**Work to do**.
Each line containing the word "precipitation" should be found and copied.
────────────────────────────────────────
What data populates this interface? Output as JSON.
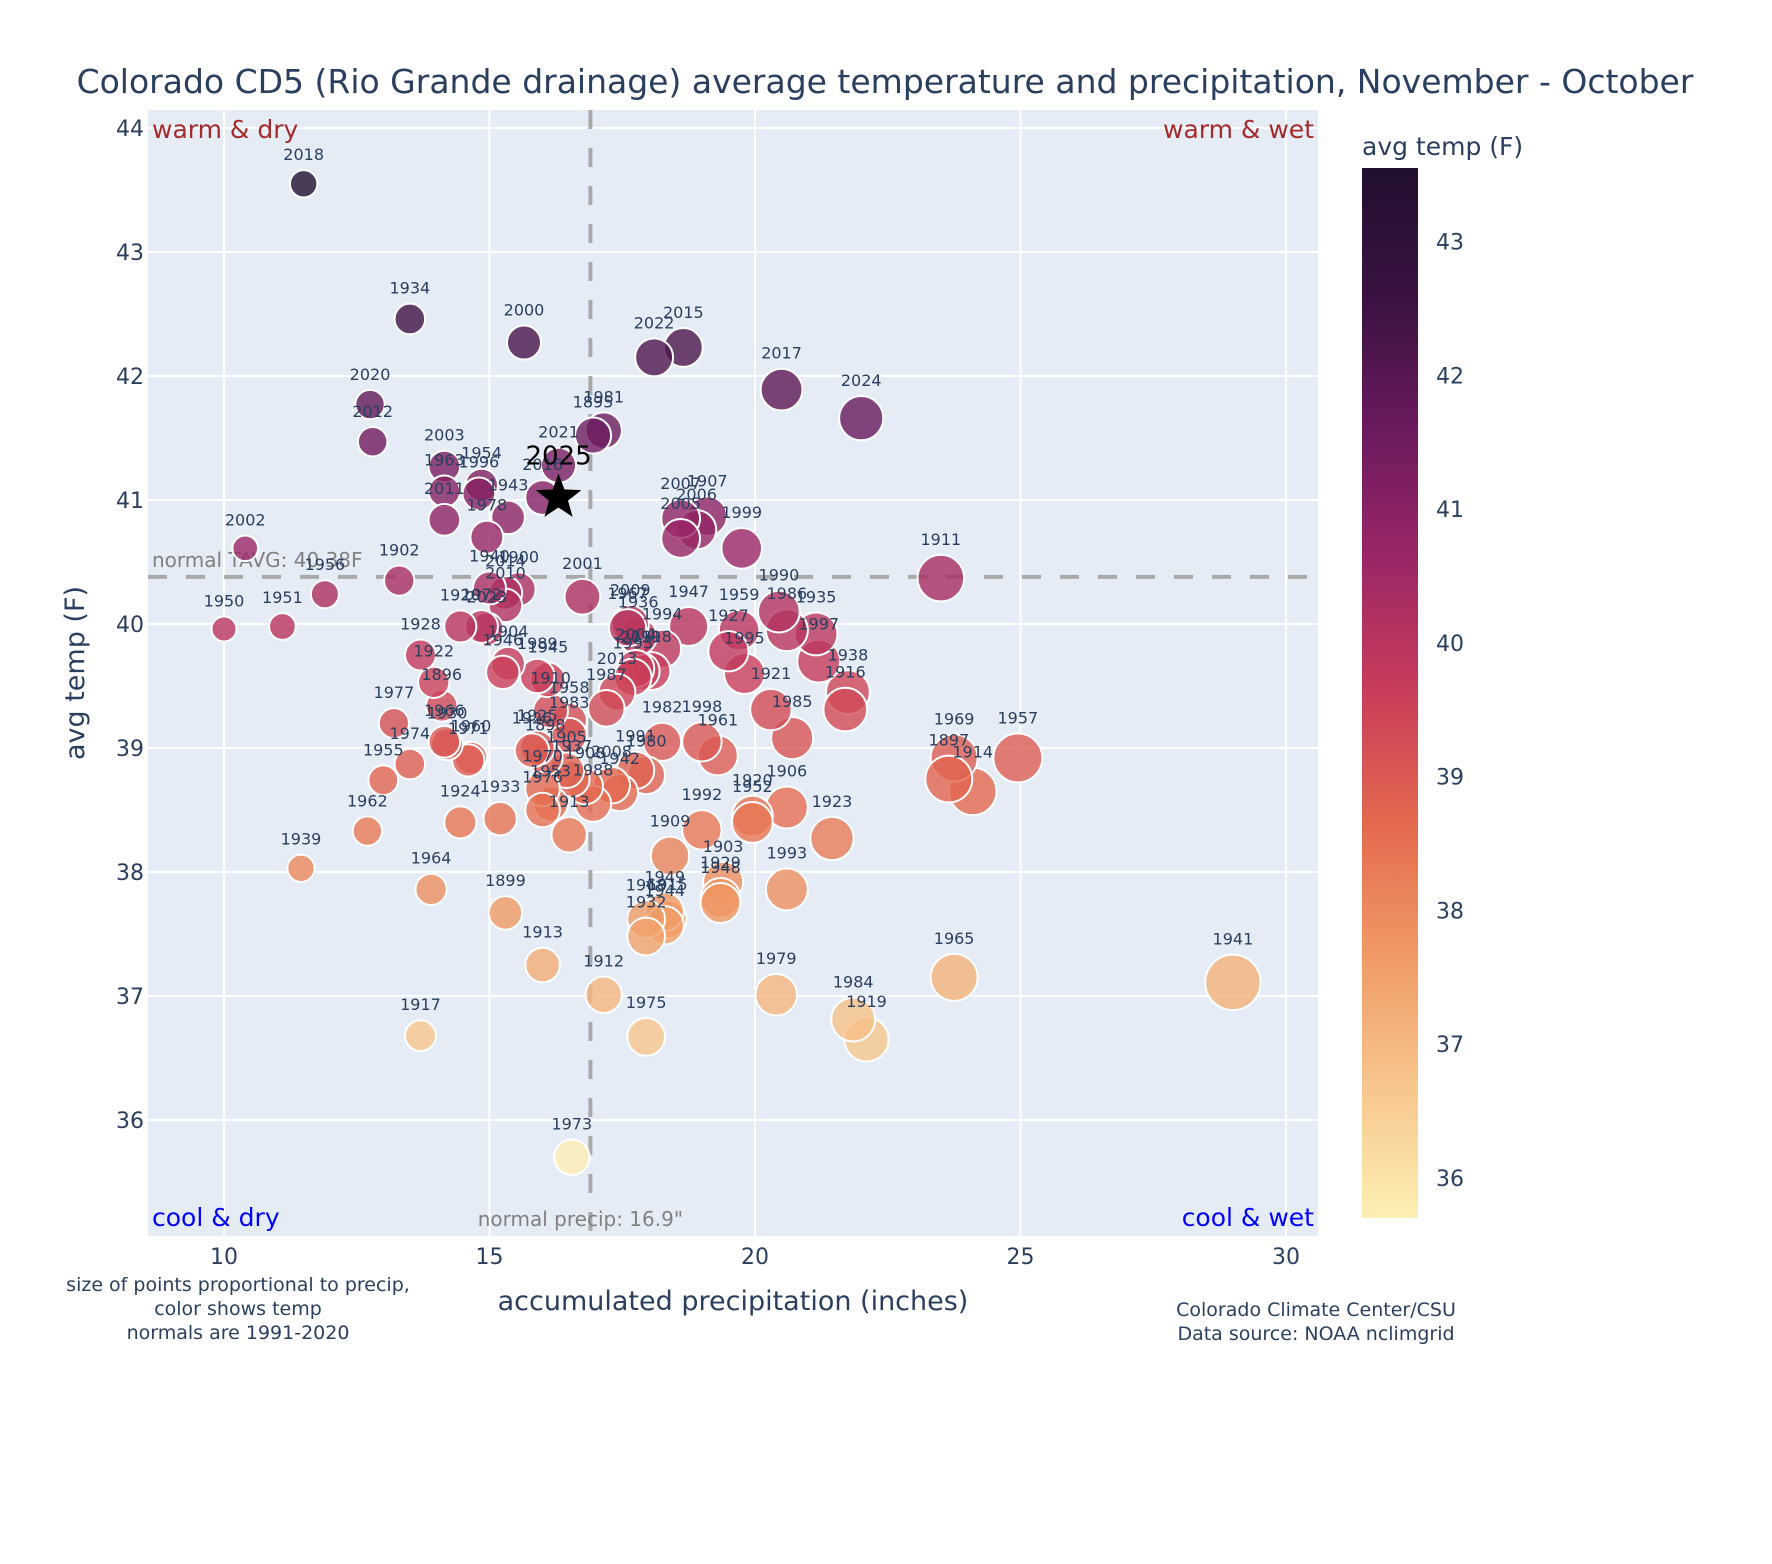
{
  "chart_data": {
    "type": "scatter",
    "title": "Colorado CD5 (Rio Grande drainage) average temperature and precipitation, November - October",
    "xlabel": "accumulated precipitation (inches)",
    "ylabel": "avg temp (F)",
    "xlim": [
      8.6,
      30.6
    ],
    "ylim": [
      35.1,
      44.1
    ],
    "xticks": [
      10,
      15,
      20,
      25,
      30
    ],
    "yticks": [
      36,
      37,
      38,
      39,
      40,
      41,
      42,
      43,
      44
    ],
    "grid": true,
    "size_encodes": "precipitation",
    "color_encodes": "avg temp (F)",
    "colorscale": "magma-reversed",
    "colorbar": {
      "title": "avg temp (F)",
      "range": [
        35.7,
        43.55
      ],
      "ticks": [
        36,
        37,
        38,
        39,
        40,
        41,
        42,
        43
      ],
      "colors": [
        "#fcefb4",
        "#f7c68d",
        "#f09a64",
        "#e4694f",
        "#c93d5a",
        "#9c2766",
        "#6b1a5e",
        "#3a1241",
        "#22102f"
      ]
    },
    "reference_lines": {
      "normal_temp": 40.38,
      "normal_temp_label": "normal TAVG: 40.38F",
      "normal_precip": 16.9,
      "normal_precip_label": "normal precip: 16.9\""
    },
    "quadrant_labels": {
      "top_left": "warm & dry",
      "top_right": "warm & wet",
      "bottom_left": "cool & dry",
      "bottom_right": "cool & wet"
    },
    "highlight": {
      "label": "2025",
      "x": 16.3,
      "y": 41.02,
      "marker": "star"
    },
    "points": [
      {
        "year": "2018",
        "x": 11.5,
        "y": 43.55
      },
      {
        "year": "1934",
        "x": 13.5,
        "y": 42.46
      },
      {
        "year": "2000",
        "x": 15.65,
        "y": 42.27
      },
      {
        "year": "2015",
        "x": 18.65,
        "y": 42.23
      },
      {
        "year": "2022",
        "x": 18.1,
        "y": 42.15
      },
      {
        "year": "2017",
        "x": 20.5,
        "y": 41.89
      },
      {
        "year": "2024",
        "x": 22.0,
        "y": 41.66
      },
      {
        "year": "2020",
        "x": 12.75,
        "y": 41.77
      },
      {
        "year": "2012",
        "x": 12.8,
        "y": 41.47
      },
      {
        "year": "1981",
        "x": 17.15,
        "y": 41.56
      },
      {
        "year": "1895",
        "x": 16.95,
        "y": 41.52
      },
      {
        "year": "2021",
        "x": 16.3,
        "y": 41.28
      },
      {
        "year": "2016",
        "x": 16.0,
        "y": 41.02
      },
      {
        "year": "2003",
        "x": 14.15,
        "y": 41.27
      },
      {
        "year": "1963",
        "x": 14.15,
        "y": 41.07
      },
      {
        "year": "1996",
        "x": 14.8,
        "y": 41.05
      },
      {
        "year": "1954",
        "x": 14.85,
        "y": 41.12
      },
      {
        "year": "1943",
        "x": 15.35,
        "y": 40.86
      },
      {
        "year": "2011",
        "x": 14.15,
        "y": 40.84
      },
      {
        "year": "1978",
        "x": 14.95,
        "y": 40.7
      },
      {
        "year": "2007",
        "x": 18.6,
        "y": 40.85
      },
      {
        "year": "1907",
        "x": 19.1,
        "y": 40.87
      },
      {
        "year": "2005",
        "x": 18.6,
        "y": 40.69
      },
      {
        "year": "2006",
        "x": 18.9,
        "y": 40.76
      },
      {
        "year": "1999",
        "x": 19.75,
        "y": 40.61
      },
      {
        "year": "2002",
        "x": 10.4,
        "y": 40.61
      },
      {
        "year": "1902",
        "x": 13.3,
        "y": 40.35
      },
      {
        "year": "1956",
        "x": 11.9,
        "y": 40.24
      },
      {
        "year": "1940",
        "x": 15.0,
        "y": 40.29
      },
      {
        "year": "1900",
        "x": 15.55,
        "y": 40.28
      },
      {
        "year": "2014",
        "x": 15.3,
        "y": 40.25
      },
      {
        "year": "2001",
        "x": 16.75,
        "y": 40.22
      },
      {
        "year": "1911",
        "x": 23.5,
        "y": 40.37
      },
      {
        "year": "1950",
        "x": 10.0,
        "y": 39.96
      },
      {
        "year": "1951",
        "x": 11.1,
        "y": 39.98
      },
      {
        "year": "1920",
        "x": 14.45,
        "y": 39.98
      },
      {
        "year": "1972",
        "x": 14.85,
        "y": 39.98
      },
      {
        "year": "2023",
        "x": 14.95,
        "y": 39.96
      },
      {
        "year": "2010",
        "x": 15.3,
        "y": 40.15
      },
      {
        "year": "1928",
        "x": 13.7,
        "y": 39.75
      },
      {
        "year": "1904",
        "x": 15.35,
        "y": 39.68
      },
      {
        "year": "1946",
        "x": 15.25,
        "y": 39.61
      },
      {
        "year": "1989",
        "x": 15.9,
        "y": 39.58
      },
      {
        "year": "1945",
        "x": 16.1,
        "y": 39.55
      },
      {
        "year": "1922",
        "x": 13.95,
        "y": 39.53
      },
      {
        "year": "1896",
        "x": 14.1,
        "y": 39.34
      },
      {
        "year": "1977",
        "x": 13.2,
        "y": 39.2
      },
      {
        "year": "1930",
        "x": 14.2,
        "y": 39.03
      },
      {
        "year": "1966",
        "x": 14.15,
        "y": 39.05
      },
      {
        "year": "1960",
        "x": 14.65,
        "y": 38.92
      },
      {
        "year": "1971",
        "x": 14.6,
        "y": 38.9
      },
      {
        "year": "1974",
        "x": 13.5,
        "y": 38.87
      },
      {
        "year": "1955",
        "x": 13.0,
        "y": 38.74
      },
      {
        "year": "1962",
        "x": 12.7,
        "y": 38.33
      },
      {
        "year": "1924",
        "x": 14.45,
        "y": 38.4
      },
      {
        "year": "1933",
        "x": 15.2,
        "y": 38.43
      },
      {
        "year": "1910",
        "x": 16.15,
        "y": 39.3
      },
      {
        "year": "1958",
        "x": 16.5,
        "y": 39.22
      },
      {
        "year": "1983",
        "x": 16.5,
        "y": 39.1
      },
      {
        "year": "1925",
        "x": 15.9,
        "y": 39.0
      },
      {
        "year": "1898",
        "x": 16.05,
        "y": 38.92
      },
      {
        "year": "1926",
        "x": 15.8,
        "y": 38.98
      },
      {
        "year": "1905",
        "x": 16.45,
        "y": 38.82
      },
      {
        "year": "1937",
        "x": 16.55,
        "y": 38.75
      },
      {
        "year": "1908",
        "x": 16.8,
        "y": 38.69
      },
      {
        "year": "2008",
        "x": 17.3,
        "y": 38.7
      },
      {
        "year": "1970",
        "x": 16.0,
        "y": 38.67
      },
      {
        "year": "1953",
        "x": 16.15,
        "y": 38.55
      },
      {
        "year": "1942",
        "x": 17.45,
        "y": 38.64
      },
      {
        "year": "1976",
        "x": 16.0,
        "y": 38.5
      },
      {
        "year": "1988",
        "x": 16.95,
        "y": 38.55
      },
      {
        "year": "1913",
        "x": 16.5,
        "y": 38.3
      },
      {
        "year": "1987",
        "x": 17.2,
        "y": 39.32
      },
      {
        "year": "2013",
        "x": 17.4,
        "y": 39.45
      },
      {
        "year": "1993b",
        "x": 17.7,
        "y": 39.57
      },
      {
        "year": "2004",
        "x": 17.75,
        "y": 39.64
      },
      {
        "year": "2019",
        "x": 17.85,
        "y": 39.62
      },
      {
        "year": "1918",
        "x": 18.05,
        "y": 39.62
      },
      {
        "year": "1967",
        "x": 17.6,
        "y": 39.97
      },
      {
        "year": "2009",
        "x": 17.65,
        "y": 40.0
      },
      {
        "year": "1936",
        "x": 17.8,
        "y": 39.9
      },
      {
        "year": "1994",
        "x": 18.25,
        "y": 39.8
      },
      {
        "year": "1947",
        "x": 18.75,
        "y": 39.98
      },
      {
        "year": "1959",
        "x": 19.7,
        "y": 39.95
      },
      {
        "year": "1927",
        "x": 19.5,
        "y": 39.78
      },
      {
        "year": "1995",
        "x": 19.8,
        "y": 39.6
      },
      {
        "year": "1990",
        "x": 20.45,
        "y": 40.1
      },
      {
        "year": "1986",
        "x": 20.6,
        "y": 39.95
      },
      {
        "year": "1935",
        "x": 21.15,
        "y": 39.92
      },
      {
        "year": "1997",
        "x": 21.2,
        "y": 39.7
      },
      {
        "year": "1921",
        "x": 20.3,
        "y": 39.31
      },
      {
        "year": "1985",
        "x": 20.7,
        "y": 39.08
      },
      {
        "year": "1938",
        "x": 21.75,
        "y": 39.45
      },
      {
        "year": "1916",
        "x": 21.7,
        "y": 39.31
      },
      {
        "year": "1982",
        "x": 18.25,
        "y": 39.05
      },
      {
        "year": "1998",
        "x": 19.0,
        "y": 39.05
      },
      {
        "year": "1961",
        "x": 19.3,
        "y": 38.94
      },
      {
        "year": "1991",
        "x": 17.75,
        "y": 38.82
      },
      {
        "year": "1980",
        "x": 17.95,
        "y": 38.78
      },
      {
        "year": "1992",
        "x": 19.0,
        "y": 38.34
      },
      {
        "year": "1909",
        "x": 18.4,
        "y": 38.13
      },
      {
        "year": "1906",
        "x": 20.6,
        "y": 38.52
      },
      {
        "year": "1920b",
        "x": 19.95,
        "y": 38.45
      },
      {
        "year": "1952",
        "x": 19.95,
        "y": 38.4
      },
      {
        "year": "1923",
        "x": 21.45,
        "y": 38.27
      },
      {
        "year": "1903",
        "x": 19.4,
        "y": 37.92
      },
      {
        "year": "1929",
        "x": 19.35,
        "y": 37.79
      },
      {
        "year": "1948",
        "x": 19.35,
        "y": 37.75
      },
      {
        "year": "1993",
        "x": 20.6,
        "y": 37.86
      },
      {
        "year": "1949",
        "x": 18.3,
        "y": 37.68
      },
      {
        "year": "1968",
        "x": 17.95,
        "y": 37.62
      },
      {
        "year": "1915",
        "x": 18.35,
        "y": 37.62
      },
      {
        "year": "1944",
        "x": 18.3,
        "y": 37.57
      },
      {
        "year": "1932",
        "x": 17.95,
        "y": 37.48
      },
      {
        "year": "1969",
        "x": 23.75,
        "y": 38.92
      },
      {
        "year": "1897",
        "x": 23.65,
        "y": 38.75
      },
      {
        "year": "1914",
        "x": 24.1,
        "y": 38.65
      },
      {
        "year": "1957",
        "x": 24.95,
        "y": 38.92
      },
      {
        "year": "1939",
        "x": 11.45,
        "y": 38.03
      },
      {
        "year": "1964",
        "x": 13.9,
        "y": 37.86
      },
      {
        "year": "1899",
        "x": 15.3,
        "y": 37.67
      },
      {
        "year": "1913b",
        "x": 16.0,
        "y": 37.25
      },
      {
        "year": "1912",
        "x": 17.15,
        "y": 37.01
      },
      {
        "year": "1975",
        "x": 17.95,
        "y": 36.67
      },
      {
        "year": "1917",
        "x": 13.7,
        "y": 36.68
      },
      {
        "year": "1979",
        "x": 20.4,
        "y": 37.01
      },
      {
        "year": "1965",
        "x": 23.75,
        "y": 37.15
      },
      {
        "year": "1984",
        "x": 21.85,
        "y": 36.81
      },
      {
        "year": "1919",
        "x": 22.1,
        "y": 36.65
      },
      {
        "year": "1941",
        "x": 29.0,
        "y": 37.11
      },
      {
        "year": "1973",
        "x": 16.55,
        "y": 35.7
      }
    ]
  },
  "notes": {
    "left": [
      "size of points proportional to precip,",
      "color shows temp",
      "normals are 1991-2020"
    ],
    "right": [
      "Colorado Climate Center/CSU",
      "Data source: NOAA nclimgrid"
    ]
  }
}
────────────────────────────────────────
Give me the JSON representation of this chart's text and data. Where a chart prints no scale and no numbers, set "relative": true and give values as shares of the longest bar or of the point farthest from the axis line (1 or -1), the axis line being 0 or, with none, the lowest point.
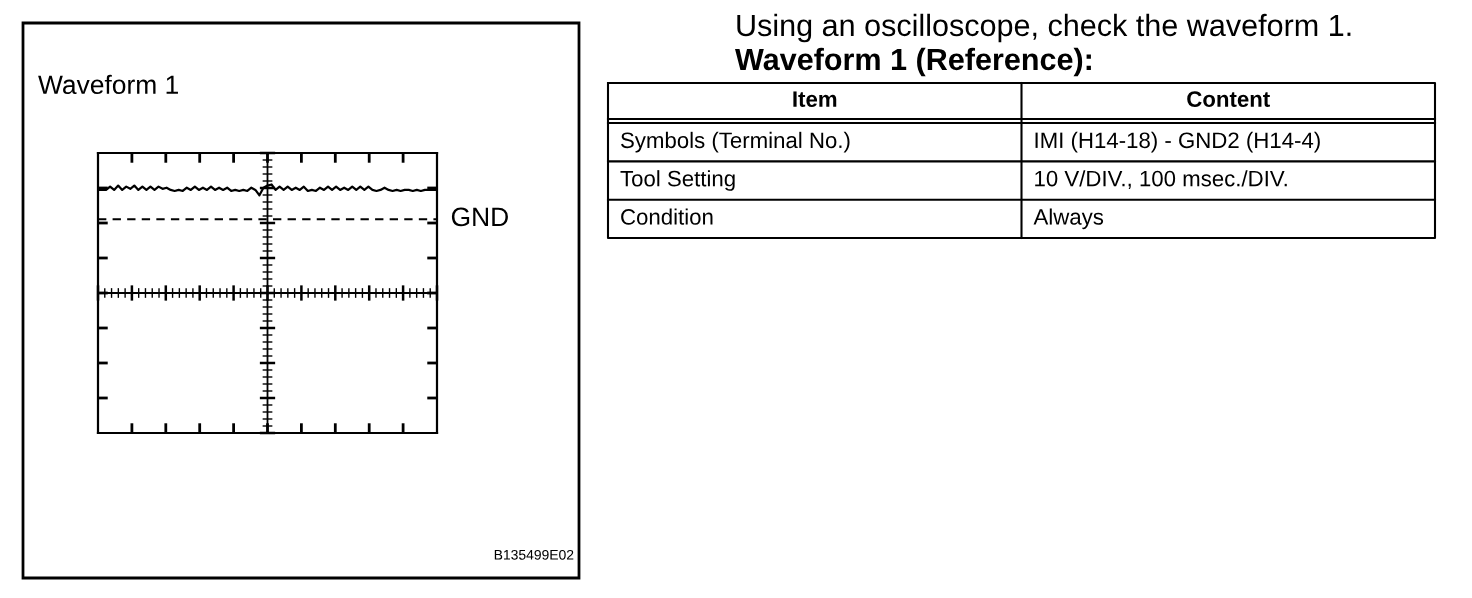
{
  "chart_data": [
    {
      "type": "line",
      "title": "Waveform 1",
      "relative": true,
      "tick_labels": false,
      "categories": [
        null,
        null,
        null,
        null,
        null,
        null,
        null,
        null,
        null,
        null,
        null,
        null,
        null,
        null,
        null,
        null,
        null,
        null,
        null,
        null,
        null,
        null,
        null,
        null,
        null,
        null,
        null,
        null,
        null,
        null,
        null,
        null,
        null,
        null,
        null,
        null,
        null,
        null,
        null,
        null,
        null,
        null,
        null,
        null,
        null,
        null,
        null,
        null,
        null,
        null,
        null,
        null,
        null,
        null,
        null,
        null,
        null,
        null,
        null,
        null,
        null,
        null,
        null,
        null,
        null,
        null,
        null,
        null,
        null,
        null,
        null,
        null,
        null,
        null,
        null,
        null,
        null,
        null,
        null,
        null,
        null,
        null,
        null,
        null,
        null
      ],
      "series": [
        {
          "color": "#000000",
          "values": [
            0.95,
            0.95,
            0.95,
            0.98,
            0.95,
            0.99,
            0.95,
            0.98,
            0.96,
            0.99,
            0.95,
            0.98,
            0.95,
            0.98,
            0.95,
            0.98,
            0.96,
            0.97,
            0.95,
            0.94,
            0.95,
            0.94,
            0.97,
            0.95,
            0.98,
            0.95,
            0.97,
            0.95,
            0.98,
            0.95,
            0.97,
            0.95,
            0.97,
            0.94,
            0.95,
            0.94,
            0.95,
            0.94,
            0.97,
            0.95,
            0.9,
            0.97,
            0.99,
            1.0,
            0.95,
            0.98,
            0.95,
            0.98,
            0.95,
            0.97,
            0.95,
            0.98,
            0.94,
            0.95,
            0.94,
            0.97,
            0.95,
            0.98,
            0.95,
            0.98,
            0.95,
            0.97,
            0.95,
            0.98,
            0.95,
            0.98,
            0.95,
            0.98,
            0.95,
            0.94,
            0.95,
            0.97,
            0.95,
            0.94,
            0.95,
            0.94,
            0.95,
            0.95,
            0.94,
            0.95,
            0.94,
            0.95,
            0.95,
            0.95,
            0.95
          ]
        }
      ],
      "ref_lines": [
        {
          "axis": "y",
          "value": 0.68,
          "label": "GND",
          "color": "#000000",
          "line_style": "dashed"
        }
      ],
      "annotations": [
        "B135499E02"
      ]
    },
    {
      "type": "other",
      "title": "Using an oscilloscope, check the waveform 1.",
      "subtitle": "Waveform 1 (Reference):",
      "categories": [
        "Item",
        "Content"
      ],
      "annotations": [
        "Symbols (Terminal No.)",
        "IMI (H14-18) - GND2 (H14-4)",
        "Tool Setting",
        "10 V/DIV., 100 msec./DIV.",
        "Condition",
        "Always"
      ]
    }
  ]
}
────────────────────────────────────────
**Response**.
    "title": "Colorado CD5 (Rio Grande drainage) average temperature and precipitation, November - October",
    "xlabel": "accumulated precipitation (inches)",
    "size_encodes": "precipitation",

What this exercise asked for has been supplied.